Extracted data entries:
<<<<

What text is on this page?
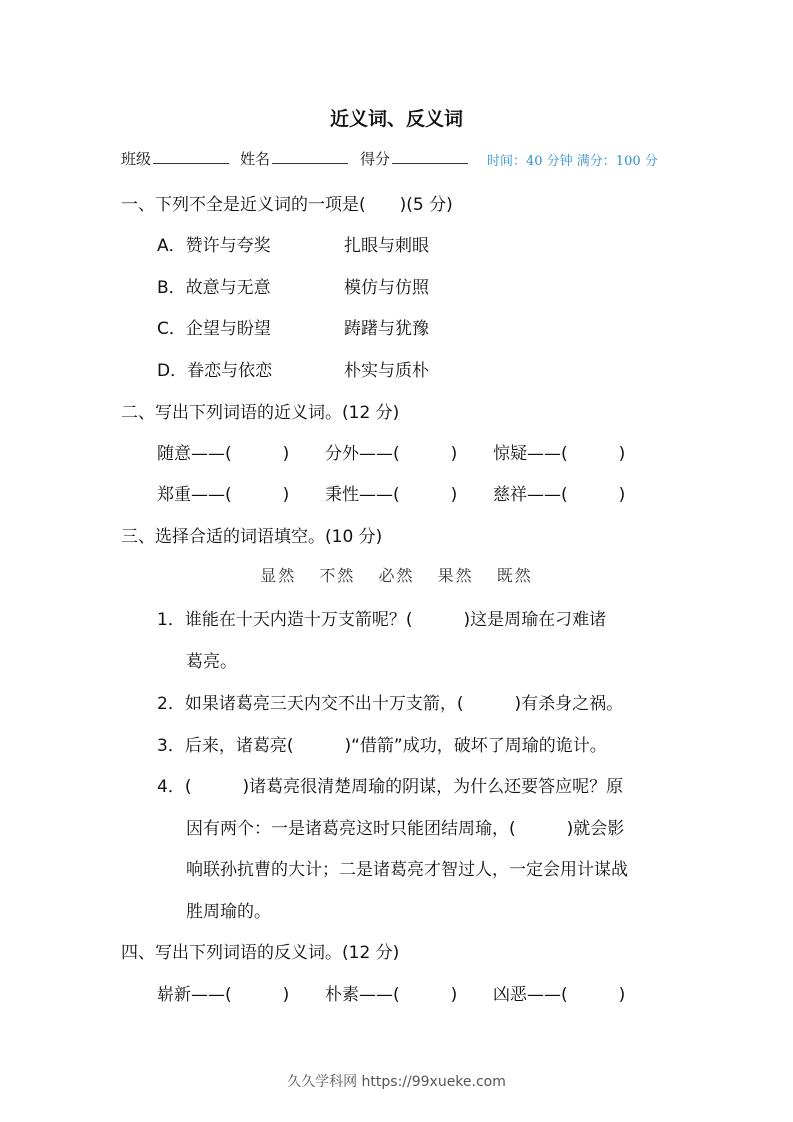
近义词、反义词
班级	姓名	得分	时间：40 分钟 满分：100 分
一、下列不全是近义词的一项是(　　)(5 分)
A．赞许与夸奖	扎眼与刺眼
B．故意与无意	模仿与仿照
C．企望与盼望	踌躇与犹豫
D．眷恋与依恋	朴实与质朴
二、写出下列词语的近义词。(12 分)
随意——(　　　) 分外——(　　　) 惊疑——(　　　)
郑重——(　　　) 秉性——(　　　) 慈祥——(　　　)
三、选择合适的词语填空。(10 分)
显然 不然 必然 果然 既然
1．谁能在十天内造十万支箭呢？(　　　)这是周瑜在刁难诸
葛亮。
2．如果诸葛亮三天内交不出十万支箭，(　　　)有杀身之祸。
3．后来，诸葛亮(　　　)“借箭”成功，破坏了周瑜的诡计。
4．(　　　)诸葛亮很清楚周瑜的阴谋，为什么还要答应呢？原
因有两个：一是诸葛亮这时只能团结周瑜，(　　　)就会影
响联孙抗曹的大计；二是诸葛亮才智过人，一定会用计谋战
胜周瑜的。
四、写出下列词语的反义词。(12 分)
崭新——(　　　) 朴素——(　　　) 凶恶——(　　　)
久久学科网 https://99xueke.com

>>>>

**Problem to work on:**
Without the pictures, retype the whole of the material above exactly.

**Finished answer:**
What text is on this page?
近义词、反义词
班级	姓名	得分	时间：40 分钟 满分：100 分
一、下列不全是近义词的一项是(　　)(5 分)
A．赞许与夸奖	扎眼与刺眼
B．故意与无意	模仿与仿照
C．企望与盼望	踌躇与犹豫
D．眷恋与依恋	朴实与质朴
二、写出下列词语的近义词。(12 分)
随意——(　　　) 分外——(　　　) 惊疑——(　　　)
郑重——(　　　) 秉性——(　　　) 慈祥——(　　　)
三、选择合适的词语填空。(10 分)
显然 不然 必然 果然 既然
1．谁能在十天内造十万支箭呢？(　　　)这是周瑜在刁难诸
葛亮。
2．如果诸葛亮三天内交不出十万支箭，(　　　)有杀身之祸。
3．后来，诸葛亮(　　　)“借箭”成功，破坏了周瑜的诡计。
4．(　　　)诸葛亮很清楚周瑜的阴谋，为什么还要答应呢？原
因有两个：一是诸葛亮这时只能团结周瑜，(　　　)就会影
响联孙抗曹的大计；二是诸葛亮才智过人，一定会用计谋战
胜周瑜的。
四、写出下列词语的反义词。(12 分)
崭新——(　　　) 朴素——(　　　) 凶恶——(　　　)
久久学科网 https://99xueke.com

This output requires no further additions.